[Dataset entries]
☆ ☆ ☆ ☆ ☆ ☆ ☆

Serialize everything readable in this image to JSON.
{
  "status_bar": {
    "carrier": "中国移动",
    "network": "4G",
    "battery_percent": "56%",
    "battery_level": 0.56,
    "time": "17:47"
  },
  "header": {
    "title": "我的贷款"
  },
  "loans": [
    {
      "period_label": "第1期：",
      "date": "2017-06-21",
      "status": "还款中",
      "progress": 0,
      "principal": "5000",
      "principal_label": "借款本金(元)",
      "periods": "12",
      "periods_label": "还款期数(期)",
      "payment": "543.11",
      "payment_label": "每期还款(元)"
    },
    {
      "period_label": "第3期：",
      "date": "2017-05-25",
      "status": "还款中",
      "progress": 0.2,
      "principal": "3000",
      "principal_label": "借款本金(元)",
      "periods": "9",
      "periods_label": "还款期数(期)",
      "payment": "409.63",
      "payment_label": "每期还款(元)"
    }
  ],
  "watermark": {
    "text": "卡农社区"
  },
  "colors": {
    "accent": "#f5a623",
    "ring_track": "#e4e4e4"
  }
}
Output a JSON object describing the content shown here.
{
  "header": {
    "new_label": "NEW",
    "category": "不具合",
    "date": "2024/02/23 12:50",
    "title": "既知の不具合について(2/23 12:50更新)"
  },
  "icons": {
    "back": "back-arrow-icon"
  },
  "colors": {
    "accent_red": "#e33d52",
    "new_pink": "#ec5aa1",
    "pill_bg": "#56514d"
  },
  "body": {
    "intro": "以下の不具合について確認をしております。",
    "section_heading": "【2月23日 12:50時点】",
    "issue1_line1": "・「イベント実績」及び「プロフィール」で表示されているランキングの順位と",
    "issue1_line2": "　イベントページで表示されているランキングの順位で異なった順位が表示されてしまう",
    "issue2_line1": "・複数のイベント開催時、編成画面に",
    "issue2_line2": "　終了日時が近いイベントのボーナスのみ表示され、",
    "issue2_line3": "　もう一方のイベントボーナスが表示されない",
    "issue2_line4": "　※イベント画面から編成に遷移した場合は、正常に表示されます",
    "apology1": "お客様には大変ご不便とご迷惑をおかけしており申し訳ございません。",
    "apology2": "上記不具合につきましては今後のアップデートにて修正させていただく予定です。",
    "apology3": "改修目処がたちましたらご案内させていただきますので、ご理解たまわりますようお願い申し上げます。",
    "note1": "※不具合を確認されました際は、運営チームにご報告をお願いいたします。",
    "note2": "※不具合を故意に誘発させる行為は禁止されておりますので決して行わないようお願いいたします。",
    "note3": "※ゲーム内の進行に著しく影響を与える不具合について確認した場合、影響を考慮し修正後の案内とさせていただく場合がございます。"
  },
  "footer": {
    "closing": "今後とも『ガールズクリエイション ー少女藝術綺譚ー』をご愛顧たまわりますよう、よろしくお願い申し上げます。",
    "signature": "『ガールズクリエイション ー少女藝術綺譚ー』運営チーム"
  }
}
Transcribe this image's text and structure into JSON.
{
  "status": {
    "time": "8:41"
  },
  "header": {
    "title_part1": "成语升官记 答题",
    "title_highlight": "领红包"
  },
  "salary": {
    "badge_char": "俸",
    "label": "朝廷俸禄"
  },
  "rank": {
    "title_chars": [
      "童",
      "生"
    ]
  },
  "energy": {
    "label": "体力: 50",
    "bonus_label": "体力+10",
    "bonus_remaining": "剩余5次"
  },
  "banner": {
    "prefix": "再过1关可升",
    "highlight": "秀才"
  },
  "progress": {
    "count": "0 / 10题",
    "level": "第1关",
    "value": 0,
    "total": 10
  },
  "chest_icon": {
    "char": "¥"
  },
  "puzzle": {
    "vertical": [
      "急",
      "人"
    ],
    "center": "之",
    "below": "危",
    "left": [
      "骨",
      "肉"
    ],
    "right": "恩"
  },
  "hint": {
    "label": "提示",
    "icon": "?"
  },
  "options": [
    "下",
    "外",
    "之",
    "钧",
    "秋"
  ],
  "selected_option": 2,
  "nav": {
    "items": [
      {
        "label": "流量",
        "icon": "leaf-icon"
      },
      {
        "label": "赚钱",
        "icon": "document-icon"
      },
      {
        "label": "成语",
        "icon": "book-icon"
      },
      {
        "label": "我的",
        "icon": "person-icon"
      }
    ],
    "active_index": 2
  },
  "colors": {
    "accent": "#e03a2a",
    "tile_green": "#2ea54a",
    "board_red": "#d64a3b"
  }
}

☆ ☆ ☆ ☆ ☆ ☆ ☆

STATED EXERCISE ▸
Within the listing above, copy each line that has the string "this".

EXPECTED OUTPUT ▸
Serialize everything readable in this image to JSON.
Transcribe this image's text and structure into JSON.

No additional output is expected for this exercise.